═════ Record list ═════

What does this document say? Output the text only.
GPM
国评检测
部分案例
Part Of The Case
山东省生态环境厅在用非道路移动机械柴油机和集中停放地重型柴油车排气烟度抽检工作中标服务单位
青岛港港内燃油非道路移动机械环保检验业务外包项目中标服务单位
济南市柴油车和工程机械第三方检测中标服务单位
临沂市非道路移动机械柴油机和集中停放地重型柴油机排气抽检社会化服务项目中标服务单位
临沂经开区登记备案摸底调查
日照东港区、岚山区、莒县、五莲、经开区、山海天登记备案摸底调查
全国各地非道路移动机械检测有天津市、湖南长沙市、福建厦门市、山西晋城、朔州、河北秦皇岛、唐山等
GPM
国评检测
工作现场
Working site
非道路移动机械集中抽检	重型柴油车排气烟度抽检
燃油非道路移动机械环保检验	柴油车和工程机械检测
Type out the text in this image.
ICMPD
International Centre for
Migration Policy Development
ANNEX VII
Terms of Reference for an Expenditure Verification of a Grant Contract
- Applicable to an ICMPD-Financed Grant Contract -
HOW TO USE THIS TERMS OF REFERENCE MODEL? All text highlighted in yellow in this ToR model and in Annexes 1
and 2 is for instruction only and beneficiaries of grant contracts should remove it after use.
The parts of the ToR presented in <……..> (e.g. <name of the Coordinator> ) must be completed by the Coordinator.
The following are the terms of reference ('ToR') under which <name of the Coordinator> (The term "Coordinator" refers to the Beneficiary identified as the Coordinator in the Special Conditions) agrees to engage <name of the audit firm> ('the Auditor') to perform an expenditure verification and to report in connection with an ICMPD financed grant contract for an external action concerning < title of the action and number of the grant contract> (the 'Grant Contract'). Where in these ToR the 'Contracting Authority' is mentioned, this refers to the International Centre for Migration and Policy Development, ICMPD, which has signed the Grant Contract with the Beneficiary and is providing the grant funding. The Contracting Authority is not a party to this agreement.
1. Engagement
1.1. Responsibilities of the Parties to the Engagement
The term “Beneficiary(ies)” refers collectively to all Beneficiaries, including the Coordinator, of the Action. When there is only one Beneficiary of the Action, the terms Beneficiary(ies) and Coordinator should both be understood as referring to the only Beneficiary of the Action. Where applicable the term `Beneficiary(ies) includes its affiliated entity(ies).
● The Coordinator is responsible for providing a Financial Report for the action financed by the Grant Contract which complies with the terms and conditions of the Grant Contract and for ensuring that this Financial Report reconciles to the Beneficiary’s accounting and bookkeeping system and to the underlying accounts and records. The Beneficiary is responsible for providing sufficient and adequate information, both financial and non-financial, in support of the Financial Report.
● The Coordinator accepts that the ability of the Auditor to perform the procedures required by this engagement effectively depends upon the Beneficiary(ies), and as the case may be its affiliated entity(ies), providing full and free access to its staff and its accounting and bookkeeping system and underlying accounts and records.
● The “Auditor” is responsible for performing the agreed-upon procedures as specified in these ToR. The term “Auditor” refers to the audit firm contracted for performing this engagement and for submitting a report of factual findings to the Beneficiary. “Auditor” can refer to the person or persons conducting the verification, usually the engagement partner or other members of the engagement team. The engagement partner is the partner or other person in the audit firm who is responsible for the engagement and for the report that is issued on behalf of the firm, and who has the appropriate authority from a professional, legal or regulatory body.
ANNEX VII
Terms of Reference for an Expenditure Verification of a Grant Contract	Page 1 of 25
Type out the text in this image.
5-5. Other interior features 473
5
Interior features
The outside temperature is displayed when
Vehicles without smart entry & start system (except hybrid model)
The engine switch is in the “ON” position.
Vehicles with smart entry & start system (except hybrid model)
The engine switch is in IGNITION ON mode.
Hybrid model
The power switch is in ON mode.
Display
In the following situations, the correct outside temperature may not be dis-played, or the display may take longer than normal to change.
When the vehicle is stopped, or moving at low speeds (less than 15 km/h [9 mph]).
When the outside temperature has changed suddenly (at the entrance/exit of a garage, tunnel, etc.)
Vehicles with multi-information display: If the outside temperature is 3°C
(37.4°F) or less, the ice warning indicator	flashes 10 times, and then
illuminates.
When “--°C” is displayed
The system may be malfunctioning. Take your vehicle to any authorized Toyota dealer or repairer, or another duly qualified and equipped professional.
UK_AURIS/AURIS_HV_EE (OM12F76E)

═════

> [Task brief]:
Scan the records for the string "upon". Copy each line in which it appears.

> [Result]:
● The Coordinator accepts that the ability of the Auditor to perform the procedures required by this engagement effectively depends upon the Beneficiary(ies), and as the case may be its affiliated entity(ies), providing full and free access to its staff and its accounting and bookkeeping system and underlying accounts and records.
● The “Auditor” is responsible for performing the agreed-upon procedures as specified in these ToR. The term “Auditor” refers to the audit firm contracted for performing this engagement and for submitting a report of factual findings to the Beneficiary. “Auditor” can refer to the person or persons conducting the verification, usually the engagement partner or other members of the engagement team. The engagement partner is the partner or other person in the audit firm who is responsible for the engagement and for the report that is issued on behalf of the firm, and who has the appropriate authority from a professional, legal or regulatory body.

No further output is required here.